▶ Work to complete: Exclude the pictures and retype the entries as written.

▶ Supplied material:
_ _ _

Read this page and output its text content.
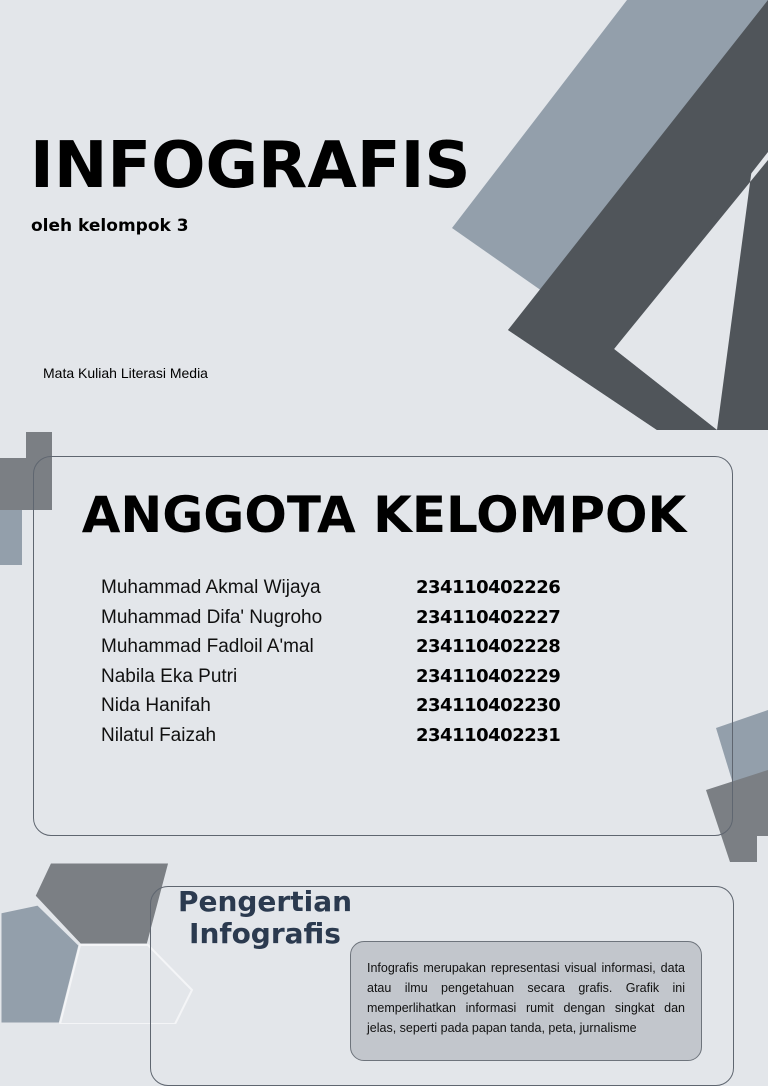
INFOGRAFIS
oleh kelompok 3
Mata Kuliah Literasi Media
ANGGOTA KELOMPOK
Muhammad Akmal Wijaya	234110402226
Muhammad Difa' Nugroho	234110402227
Muhammad Fadloil A'mal	234110402228
Nabila Eka Putri	234110402229
Nida Hanifah	234110402230
Nilatul Faizah	234110402231
Pengertian
Infografis
Infografis merupakan representasi visual informasi, data atau ilmu pengetahuan secara grafis. Grafik ini memperlihatkan informasi rumit dengan singkat dan jelas, seperti pada papan tanda, peta, jurnalisme
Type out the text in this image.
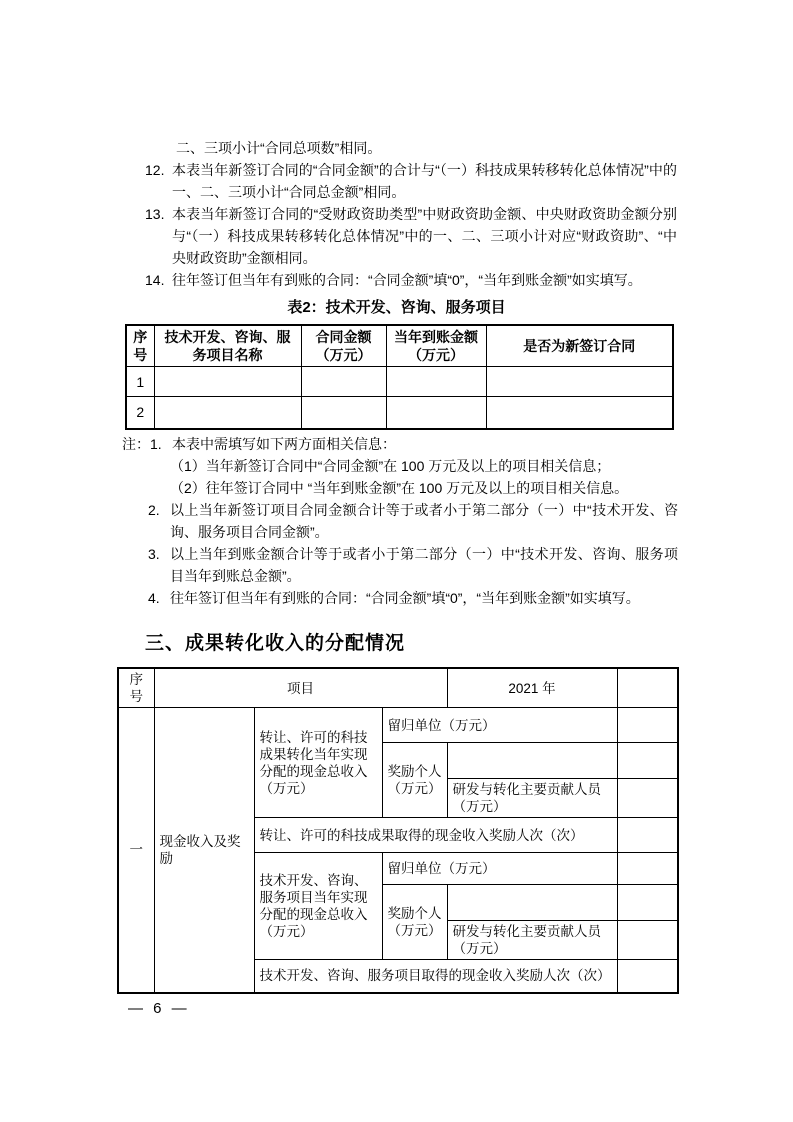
二、三项小计“合同总项数”相同。
12. 本表当年新签订合同的“合同金额”的合计与“（一）科技成果转移转化总体情况”中的一、二、三项小计“合同总金额”相同。
13. 本表当年新签订合同的“受财政资助类型”中财政资助金额、中央财政资助金额分别与“（一）科技成果转移转化总体情况”中的一、二、三项小计对应“财政资助”、“中央财政资助”金额相同。
14. 往年签订但当年有到账的合同：“合同金额”填“0”，“当年到账金额”如实填写。
表2：技术开发、咨询、服务项目
序号	技术开发、咨询、服务项目名称	合同金额（万元）	当年到账金额（万元）	是否为新签订合同
1				
2				
注： 1. 本表中需填写如下两方面相关信息：
（1）当年新签订合同中“合同金额”在 100 万元及以上的项目相关信息；
（2）往年签订合同中 “当年到账金额”在 100 万元及以上的项目相关信息。
2. 以上当年新签订项目合同金额合计等于或者小于第二部分（一）中“技术开发、咨询、服务项目合同金额”。
3. 以上当年到账金额合计等于或者小于第二部分（一）中“技术开发、咨询、服务项目当年到账总金额”。
4. 往年签订但当年有到账的合同：“合同金额”填“0”，“当年到账金额”如实填写。
三、成果转化收入的分配情况
序号	项目			2021 年	
一	现金收入及奖励	转让、许可的科技成果转化当年实现分配的现金总收入（万元）	留归单位（万元）		
			奖励个人（万元）		
				研发与转化主要贡献人员（万元）	
		转让、许可的科技成果取得的现金收入奖励人次（次）			
		技术开发、咨询、服务项目当年实现分配的现金总收入（万元）	留归单位（万元）		
			奖励个人（万元）		
				研发与转化主要贡献人员（万元）	
		技术开发、咨询、服务项目取得的现金收入奖励人次（次）			
— 6 —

_ _ _

▶ Exercise output:
Read this page and output its text content.
INFOGRAFIS
oleh kelompok 3
Mata Kuliah Literasi Media
ANGGOTA KELOMPOK
Muhammad Akmal Wijaya	234110402226
Muhammad Difa' Nugroho	234110402227
Muhammad Fadloil A'mal	234110402228
Nabila Eka Putri	234110402229
Nida Hanifah	234110402230
Nilatul Faizah	234110402231
Pengertian
Infografis
Infografis merupakan representasi visual informasi, data atau ilmu pengetahuan secara grafis. Grafik ini memperlihatkan informasi rumit dengan singkat dan jelas, seperti pada papan tanda, peta, jurnalisme
Type out the text in this image.
二、三项小计“合同总项数”相同。
12. 本表当年新签订合同的“合同金额”的合计与“（一）科技成果转移转化总体情况”中的一、二、三项小计“合同总金额”相同。
13. 本表当年新签订合同的“受财政资助类型”中财政资助金额、中央财政资助金额分别与“（一）科技成果转移转化总体情况”中的一、二、三项小计对应“财政资助”、“中央财政资助”金额相同。
14. 往年签订但当年有到账的合同：“合同金额”填“0”，“当年到账金额”如实填写。
表2：技术开发、咨询、服务项目
序号	技术开发、咨询、服务项目名称	合同金额（万元）	当年到账金额（万元）	是否为新签订合同
1				
2				
注： 1. 本表中需填写如下两方面相关信息：
（1）当年新签订合同中“合同金额”在 100 万元及以上的项目相关信息；
（2）往年签订合同中 “当年到账金额”在 100 万元及以上的项目相关信息。
2. 以上当年新签订项目合同金额合计等于或者小于第二部分（一）中“技术开发、咨询、服务项目合同金额”。
3. 以上当年到账金额合计等于或者小于第二部分（一）中“技术开发、咨询、服务项目当年到账总金额”。
4. 往年签订但当年有到账的合同：“合同金额”填“0”，“当年到账金额”如实填写。
三、成果转化收入的分配情况
序号	项目			2021 年	
一	现金收入及奖励	转让、许可的科技成果转化当年实现分配的现金总收入（万元）	留归单位（万元）		
			奖励个人（万元）		
				研发与转化主要贡献人员（万元）	
		转让、许可的科技成果取得的现金收入奖励人次（次）			
		技术开发、咨询、服务项目当年实现分配的现金总收入（万元）	留归单位（万元）		
			奖励个人（万元）		
				研发与转化主要贡献人员（万元）	
		技术开发、咨询、服务项目取得的现金收入奖励人次（次）			
— 6 —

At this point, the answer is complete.